Article:
Sir Ferdinando Gorges ( – 24 May 1647) was a naval and military commander and governor of the important port of Plymouth in England. He was involved in Essex's Rebellion against the Queen, but escaped punishment by testifying against the main conspirators. His early involvement in English trade with and settlement of North America as well as his efforts in founding the Province of Maine in 1622 earned him the title of the "Father of English Colonization in North America," even though Gorges himself never set foot in the New World.

Origins
Ferdinando Gorges was born between 1565 and 1568, probably in Clerkenwell, in Middlesex where the family maintained their London town house, but possibly at the family's manor of Wraxall, in Somerset. He was the second son of Edward Gorges of Wraxall, by his wife Cicely Lygon. The circumstances of his father's death aged 31 suggested to Baxter (Gorges's first biographer) that Ferdinando was born at about the time of his father's death on 29 August 1568. Edward Gorges, however, evidently realizing that his illness was fatal, prepared his will on 10 August 1568, (and proved on 17 September of the same year) in which Edward bequeathed to Ferdinando a 23-ounce gold watch and devised to him the manor of Birdcombe, Wraxal, for a term of 24 years. The terms of the testamentary gifts led an earlier memorialist to conclude that Ferdinando had been born sometime between 1565 and 1567.

His Ancestry 

Ferdinando Gorges was by blood in the male line a member of the Russell family of Kingston Russell, Dorset and of Dyrham in Gloucestershire, an early member of which was Sir John Russell (died c. 1224) of Kingston Russell, a household knight of King John (1199–1216), and of the young King Henry III (1216–1272), to whom he also acted as steward. However, the last male of the ancient Anglo-Norman Gorges family, about to die childless, bequeathed his estates, including Wraxall, to Theobald Russell, a younger son of his sister Eleanor Russell, on condition that he should adopt the name and arms of Gorges. Ferdinando was a descendant of this Theobald Russell "Gorges".

The Gorges family arrived in England with the Norman invasion. The male line of the Gorges family died out in 1331 on the death of Ralph de Gorges, 2nd Baron Gorges (d.1331), of Knighton, Isle of Wight. They were said to have lived in Somersetshire from the time of King Henry I and held their estates in Wraxall since the time of King Edward II. The Gorges were recipients of many royal appointments and privileges since Edward's time.

Ferdinando's great-great-grandfather married the eldest daughter of John Howard, 1st Duke of Norfolk, from which connection they claim  royal descent. Ferdinando's father Edward Gorges, as first born, became the heir of the family estate in Wraxal when his father died in 1558 when he was 21. Notwithstanding the family tradition in royal offices, neither Edward nor his father Edmund took part in public affairs (the early deaths of both of them may have been a partial explanation).

Ferdinando's mother was Cecily Lygon, a daughter of William Lygon of Madresfield, Worcestershire (1512-1567), (whose ancestors' connection with the throne could be traced back to King Richard II), by his wife Eleanor Denys, a daughter of Sir William Denys (d.1533) of Dyrham, High Sheriff of Gloucestershire, whose family was the heir of the Russells of Dyrham, a descendant of which family in a direct male line was Ferdinando Gorges. Among their descendants were the Earls Beauchamp. Ferdinando Gorges was named after his mother's brother, Ferdinando Lygon. After the death of Edward Gorges, Cecily married John Vivian of Brydges.

Extracted data records
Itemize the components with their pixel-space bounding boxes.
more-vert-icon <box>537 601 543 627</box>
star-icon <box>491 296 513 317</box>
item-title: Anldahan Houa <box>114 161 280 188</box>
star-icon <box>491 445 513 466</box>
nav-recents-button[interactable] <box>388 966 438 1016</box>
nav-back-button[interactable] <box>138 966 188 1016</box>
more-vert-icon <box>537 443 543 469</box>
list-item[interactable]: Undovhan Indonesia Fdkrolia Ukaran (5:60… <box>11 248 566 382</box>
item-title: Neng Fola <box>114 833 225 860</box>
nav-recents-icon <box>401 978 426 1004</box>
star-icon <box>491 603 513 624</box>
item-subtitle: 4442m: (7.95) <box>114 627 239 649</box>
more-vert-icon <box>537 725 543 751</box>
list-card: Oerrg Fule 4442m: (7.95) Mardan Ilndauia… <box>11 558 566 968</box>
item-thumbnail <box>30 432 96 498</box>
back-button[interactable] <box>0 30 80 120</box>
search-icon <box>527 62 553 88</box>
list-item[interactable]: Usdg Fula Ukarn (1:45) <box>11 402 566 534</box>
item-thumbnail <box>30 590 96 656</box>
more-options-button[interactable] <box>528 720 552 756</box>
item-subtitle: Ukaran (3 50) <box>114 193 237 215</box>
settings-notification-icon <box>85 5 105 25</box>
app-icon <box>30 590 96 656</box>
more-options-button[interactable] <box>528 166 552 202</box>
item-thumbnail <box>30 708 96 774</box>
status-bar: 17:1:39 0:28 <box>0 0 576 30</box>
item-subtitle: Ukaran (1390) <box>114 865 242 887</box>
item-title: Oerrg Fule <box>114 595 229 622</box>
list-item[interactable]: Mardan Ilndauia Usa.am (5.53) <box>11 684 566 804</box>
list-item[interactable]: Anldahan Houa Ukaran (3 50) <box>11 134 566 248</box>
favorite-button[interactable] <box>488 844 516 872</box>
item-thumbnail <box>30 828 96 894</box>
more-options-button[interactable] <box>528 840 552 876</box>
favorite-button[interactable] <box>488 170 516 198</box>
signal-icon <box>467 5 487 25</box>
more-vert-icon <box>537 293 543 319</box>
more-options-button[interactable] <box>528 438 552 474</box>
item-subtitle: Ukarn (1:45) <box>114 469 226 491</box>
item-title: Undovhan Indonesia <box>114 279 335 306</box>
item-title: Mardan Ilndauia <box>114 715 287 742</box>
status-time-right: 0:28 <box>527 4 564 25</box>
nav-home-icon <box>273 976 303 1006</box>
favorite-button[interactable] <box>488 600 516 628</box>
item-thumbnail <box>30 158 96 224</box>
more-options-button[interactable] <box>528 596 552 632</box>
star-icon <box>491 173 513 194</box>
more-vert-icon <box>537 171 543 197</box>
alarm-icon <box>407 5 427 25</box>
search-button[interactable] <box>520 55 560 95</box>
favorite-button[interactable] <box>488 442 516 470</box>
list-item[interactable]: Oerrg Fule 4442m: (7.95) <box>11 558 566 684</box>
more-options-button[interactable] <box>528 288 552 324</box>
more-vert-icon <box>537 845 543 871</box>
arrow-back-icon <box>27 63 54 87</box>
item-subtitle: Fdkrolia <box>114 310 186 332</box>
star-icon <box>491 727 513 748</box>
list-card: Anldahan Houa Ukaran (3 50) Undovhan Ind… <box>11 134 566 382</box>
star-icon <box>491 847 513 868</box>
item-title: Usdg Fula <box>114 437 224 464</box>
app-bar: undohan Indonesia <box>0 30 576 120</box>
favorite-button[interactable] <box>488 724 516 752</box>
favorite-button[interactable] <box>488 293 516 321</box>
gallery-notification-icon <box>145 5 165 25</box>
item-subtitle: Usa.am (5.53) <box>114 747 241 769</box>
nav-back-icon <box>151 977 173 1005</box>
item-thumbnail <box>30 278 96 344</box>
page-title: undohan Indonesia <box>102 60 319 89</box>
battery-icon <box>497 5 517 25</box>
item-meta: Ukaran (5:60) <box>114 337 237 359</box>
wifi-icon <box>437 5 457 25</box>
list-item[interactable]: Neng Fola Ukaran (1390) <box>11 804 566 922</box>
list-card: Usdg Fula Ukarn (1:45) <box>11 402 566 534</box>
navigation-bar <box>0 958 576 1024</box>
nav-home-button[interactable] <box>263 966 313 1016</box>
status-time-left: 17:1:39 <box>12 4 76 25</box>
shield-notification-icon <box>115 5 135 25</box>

Goals:
1 – According to the Ferdinando Gorges biography, on what date did Edward Gorges prepare his will?
2 – Transcribe the passage of the Ferdinando Gorges biography starting with "Ferdinando's great-great-grandfather married" and going on through "a partial explanation).".

Task answers:
1 – Edward Gorges prepared his will on 10 August 1568.

2 –
Ferdinando's great-great-grandfather married the eldest daughter of John Howard, 1st Duke of Norfolk, from which connection they claim  royal descent. Ferdinando's father Edward Gorges, as first born, became the heir of the family estate in Wraxal when his father died in 1558 when he was 21. Notwithstanding the family tradition in royal offices, neither Edward nor his father Edmund took part in public affairs (the early deaths of both of them may have been a partial explanation).